==== Provided passage

Masking is another technique for striking unhealthy vibes out of the mix. In audio science, “masking” is what happens when one frequency is hidden in or under another one. It’s not simply that one sound is louder than another; though volume is an important variable, it is dependent on the relationship between the frequencies of the masking and masked sounds. (The greater the difference in frequency, the louder the masking sound must be.) When one sound is masked by another, that first sound is still happening, its frequency is still resonating and affecting your ear–you just can’t perceive its effects. In a new materialist framework, oppressive institutions mask the vibrancy of minority populations. It’s not that they’re prevented from acting, per se–they may be “immobile,” but they can still spin their wheels in a one-step-forward-two-steps-back dance. Everything, after all, is an actant. However, material-historical situations (in the strict Beauvoiran sense) are organized so that some actants make more of a difference than others.

========
==== Data supplied

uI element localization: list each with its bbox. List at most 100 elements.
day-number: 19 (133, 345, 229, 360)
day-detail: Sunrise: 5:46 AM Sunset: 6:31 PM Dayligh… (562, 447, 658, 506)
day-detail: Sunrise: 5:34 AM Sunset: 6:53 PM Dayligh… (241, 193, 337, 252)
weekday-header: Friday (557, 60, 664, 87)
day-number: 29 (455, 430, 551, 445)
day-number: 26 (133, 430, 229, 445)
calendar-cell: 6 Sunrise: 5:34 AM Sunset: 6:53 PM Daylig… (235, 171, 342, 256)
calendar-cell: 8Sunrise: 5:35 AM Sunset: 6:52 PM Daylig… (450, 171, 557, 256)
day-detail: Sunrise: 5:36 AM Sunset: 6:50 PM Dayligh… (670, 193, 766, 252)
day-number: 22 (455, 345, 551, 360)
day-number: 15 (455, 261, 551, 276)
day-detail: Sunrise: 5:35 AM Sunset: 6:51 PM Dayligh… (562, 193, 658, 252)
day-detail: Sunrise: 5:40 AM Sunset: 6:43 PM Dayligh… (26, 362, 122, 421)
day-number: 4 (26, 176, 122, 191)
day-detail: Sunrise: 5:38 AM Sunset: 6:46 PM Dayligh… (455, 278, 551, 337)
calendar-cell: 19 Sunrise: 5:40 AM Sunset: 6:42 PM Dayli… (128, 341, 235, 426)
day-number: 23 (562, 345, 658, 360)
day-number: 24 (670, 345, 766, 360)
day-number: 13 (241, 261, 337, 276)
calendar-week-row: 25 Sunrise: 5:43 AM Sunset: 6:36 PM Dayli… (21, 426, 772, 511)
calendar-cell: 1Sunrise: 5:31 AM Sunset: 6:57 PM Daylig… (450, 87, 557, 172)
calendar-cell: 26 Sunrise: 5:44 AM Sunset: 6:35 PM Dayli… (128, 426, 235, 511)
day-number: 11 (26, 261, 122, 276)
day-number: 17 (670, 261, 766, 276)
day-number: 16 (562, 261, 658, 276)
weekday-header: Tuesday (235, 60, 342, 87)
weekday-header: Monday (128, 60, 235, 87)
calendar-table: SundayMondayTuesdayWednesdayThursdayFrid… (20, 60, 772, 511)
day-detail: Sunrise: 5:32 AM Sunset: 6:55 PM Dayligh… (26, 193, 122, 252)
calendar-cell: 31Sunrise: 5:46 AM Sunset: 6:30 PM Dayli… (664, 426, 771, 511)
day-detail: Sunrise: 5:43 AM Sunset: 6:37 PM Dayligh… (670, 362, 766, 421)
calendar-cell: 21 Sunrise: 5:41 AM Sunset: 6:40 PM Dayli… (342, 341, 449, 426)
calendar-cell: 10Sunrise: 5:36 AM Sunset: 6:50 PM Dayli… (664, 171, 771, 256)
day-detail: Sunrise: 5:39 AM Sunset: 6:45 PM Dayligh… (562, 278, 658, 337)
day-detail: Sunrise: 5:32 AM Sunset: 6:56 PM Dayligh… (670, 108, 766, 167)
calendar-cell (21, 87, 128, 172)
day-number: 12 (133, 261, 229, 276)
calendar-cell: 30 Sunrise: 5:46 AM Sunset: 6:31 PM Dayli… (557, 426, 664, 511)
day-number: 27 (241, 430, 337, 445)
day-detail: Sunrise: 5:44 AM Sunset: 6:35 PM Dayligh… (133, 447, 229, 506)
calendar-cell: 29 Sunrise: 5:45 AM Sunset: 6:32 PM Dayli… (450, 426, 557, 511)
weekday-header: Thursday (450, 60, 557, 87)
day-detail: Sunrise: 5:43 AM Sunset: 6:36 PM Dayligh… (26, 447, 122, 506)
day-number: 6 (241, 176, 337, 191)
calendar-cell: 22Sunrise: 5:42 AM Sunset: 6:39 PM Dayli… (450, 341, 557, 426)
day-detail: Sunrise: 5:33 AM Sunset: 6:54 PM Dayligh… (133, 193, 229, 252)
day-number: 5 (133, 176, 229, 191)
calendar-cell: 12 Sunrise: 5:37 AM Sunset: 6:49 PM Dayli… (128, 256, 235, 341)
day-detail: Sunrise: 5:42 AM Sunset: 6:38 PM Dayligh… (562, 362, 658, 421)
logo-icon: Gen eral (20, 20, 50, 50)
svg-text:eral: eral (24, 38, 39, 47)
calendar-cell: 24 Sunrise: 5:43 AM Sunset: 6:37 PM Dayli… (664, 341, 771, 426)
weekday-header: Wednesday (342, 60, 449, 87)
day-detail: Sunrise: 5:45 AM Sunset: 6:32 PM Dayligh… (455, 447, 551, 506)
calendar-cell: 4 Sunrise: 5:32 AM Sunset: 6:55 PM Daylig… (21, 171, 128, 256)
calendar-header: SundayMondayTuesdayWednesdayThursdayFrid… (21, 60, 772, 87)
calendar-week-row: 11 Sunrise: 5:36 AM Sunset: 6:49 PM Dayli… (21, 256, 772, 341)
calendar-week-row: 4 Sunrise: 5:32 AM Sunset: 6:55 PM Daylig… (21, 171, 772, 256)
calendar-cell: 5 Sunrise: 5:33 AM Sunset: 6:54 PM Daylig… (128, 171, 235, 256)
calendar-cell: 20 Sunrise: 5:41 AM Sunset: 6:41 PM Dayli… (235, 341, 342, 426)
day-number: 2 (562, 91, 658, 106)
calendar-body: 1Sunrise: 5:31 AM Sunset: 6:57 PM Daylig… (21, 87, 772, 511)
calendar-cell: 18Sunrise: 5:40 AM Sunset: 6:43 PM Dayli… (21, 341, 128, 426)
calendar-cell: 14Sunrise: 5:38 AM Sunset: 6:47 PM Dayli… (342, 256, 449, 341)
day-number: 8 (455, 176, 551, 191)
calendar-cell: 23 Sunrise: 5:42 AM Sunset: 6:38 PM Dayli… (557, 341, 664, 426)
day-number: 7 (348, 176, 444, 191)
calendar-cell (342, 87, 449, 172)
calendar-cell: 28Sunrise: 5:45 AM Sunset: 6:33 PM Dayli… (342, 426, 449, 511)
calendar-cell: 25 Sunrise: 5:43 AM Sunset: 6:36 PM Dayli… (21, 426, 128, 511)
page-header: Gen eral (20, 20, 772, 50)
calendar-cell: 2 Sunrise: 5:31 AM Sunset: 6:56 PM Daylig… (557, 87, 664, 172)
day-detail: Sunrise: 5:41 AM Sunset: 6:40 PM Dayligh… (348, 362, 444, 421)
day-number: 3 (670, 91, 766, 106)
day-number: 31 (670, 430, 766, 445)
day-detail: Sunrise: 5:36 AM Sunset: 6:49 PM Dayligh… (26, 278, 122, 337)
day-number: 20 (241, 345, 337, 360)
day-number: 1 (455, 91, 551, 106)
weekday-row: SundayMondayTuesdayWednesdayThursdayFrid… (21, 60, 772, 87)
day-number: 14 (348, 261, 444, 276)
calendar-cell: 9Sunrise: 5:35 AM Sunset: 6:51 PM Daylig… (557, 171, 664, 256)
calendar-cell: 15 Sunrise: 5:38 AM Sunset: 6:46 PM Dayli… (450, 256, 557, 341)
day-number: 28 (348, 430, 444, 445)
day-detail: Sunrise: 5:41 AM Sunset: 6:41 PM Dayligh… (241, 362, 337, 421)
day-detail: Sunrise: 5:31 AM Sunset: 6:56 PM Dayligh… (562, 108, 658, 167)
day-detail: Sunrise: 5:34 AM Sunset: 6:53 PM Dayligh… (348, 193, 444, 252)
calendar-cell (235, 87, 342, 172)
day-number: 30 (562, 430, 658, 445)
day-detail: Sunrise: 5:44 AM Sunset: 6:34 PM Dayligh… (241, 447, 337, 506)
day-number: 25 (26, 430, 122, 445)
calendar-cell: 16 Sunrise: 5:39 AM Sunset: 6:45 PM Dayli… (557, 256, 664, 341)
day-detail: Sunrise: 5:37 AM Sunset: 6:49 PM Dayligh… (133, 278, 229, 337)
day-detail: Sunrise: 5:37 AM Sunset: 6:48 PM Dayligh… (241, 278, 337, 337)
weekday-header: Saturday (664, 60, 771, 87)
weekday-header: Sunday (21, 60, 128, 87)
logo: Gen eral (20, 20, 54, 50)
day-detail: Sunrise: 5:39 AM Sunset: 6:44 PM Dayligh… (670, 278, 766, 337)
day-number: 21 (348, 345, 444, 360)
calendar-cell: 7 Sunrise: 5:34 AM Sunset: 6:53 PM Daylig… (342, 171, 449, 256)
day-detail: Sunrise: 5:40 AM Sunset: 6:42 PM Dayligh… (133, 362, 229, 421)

========

To do >>
Write the next part of the passage about masking and oppressive institutions, starting after its final sentence.

Task output >>
According to Beauvoir, oppression is the systemic and institutionalized inability to make a difference. Oppressed people do stuff all the time, but the material-historical situation is such that these doings don’t have a legible impact on the world. She writes:

It is this interdependence which explains why oppression is possible and why it is hateful. As we have seen, my freedom, in order to fulfill itself, requires that it emerge into an open future: it is other men who open the future to me, it is they who, setting up the world of tomorrow, define my future; but if, instead of allowing me to participate in this constructive movement, they oblige me to consume my transcendence in vain…they are cutting me off from the future, they are changing me into a thing…Oppression divides the world into two clans: those who enlighten mankind by thrusting it ahead of itself and those who are condemned to mark time hopelessly in order to support the collectivity” (EA 82-3).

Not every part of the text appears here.